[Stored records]
•••

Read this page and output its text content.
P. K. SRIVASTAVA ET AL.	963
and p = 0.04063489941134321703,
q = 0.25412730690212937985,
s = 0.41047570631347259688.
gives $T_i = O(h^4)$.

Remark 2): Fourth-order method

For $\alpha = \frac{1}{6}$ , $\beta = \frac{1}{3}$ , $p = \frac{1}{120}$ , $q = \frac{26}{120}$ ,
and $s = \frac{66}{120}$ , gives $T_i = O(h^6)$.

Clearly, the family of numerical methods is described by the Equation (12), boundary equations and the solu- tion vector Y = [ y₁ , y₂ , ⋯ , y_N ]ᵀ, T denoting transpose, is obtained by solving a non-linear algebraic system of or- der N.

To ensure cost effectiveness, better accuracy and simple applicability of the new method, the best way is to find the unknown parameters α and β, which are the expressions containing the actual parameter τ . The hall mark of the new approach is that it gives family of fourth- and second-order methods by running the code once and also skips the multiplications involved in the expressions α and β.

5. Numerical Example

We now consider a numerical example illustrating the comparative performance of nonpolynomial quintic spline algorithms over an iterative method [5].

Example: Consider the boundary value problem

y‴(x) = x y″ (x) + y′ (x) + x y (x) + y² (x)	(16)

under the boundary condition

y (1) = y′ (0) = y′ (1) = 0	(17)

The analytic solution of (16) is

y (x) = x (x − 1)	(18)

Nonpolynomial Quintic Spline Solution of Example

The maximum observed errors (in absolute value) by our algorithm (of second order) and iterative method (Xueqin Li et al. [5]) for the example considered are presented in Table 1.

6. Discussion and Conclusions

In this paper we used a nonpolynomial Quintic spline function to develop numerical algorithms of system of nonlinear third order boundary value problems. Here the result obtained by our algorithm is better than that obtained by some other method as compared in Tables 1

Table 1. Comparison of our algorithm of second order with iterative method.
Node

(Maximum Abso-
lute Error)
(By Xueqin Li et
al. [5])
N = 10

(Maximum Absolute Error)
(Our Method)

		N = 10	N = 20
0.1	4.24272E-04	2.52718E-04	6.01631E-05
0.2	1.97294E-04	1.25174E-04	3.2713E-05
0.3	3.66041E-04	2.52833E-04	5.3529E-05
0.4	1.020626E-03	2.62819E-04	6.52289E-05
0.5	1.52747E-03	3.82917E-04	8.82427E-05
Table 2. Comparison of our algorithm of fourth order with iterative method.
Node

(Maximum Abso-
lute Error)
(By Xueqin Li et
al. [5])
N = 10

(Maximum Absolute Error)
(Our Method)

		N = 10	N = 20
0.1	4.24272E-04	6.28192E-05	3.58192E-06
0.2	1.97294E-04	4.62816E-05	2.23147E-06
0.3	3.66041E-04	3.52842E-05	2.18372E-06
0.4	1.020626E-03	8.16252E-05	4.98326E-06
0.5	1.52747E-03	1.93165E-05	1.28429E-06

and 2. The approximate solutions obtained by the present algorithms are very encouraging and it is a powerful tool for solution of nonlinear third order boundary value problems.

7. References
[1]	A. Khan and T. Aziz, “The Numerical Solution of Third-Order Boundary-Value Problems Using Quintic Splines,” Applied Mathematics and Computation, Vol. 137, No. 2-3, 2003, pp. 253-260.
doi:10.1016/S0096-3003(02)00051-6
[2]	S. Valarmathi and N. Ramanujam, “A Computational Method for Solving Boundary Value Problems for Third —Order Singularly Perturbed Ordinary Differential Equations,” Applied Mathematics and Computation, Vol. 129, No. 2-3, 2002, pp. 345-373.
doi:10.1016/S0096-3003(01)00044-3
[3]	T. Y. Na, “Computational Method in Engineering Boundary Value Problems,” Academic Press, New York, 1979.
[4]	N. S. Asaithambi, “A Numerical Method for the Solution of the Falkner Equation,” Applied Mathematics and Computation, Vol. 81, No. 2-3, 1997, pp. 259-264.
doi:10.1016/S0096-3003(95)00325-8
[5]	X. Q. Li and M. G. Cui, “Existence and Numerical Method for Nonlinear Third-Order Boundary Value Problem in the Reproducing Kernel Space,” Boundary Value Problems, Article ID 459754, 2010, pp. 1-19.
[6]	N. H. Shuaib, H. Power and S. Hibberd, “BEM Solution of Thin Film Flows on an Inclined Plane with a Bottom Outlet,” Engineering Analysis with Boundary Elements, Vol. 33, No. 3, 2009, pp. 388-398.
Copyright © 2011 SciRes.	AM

•••

* [Required work] Return what is listed above, exactly and completely.

* [Task response]
Read this page and output its text content.
P. K. SRIVASTAVA ET AL.	963
and p = 0.04063489941134321703,
q = 0.25412730690212937985,
s = 0.41047570631347259688.
gives $T_i = O(h^4)$.

Remark 2): Fourth-order method

For $\alpha = \frac{1}{6}$ , $\beta = \frac{1}{3}$ , $p = \frac{1}{120}$ , $q = \frac{26}{120}$ ,
and $s = \frac{66}{120}$ , gives $T_i = O(h^6)$.

Clearly, the family of numerical methods is described by the Equation (12), boundary equations and the solu- tion vector Y = [ y₁ , y₂ , ⋯ , y_N ]ᵀ, T denoting transpose, is obtained by solving a non-linear algebraic system of or- der N.

To ensure cost effectiveness, better accuracy and simple applicability of the new method, the best way is to find the unknown parameters α and β, which are the expressions containing the actual parameter τ . The hall mark of the new approach is that it gives family of fourth- and second-order methods by running the code once and also skips the multiplications involved in the expressions α and β.

5. Numerical Example

We now consider a numerical example illustrating the comparative performance of nonpolynomial quintic spline algorithms over an iterative method [5].

Example: Consider the boundary value problem

y‴(x) = x y″ (x) + y′ (x) + x y (x) + y² (x)	(16)

under the boundary condition

y (1) = y′ (0) = y′ (1) = 0	(17)

The analytic solution of (16) is

y (x) = x (x − 1)	(18)

Nonpolynomial Quintic Spline Solution of Example

The maximum observed errors (in absolute value) by our algorithm (of second order) and iterative method (Xueqin Li et al. [5]) for the example considered are presented in Table 1.

6. Discussion and Conclusions

In this paper we used a nonpolynomial Quintic spline function to develop numerical algorithms of system of nonlinear third order boundary value problems. Here the result obtained by our algorithm is better than that obtained by some other method as compared in Tables 1

Table 1. Comparison of our algorithm of second order with iterative method.
Node

(Maximum Abso-
lute Error)
(By Xueqin Li et
al. [5])
N = 10

(Maximum Absolute Error)
(Our Method)

		N = 10	N = 20
0.1	4.24272E-04	2.52718E-04	6.01631E-05
0.2	1.97294E-04	1.25174E-04	3.2713E-05
0.3	3.66041E-04	2.52833E-04	5.3529E-05
0.4	1.020626E-03	2.62819E-04	6.52289E-05
0.5	1.52747E-03	3.82917E-04	8.82427E-05
Table 2. Comparison of our algorithm of fourth order with iterative method.
Node

(Maximum Abso-
lute Error)
(By Xueqin Li et
al. [5])
N = 10

(Maximum Absolute Error)
(Our Method)

		N = 10	N = 20
0.1	4.24272E-04	6.28192E-05	3.58192E-06
0.2	1.97294E-04	4.62816E-05	2.23147E-06
0.3	3.66041E-04	3.52842E-05	2.18372E-06
0.4	1.020626E-03	8.16252E-05	4.98326E-06
0.5	1.52747E-03	1.93165E-05	1.28429E-06

and 2. The approximate solutions obtained by the present algorithms are very encouraging and it is a powerful tool for solution of nonlinear third order boundary value problems.

7. References
[1]	A. Khan and T. Aziz, “The Numerical Solution of Third-Order Boundary-Value Problems Using Quintic Splines,” Applied Mathematics and Computation, Vol. 137, No. 2-3, 2003, pp. 253-260.
doi:10.1016/S0096-3003(02)00051-6
[2]	S. Valarmathi and N. Ramanujam, “A Computational Method for Solving Boundary Value Problems for Third —Order Singularly Perturbed Ordinary Differential Equations,” Applied Mathematics and Computation, Vol. 129, No. 2-3, 2002, pp. 345-373.
doi:10.1016/S0096-3003(01)00044-3
[3]	T. Y. Na, “Computational Method in Engineering Boundary Value Problems,” Academic Press, New York, 1979.
[4]	N. S. Asaithambi, “A Numerical Method for the Solution of the Falkner Equation,” Applied Mathematics and Computation, Vol. 81, No. 2-3, 1997, pp. 259-264.
doi:10.1016/S0096-3003(95)00325-8
[5]	X. Q. Li and M. G. Cui, “Existence and Numerical Method for Nonlinear Third-Order Boundary Value Problem in the Reproducing Kernel Space,” Boundary Value Problems, Article ID 459754, 2010, pp. 1-19.
[6]	N. H. Shuaib, H. Power and S. Hibberd, “BEM Solution of Thin Film Flows on an Inclined Plane with a Bottom Outlet,” Engineering Analysis with Boundary Elements, Vol. 33, No. 3, 2009, pp. 388-398.
Copyright © 2011 SciRes.	AM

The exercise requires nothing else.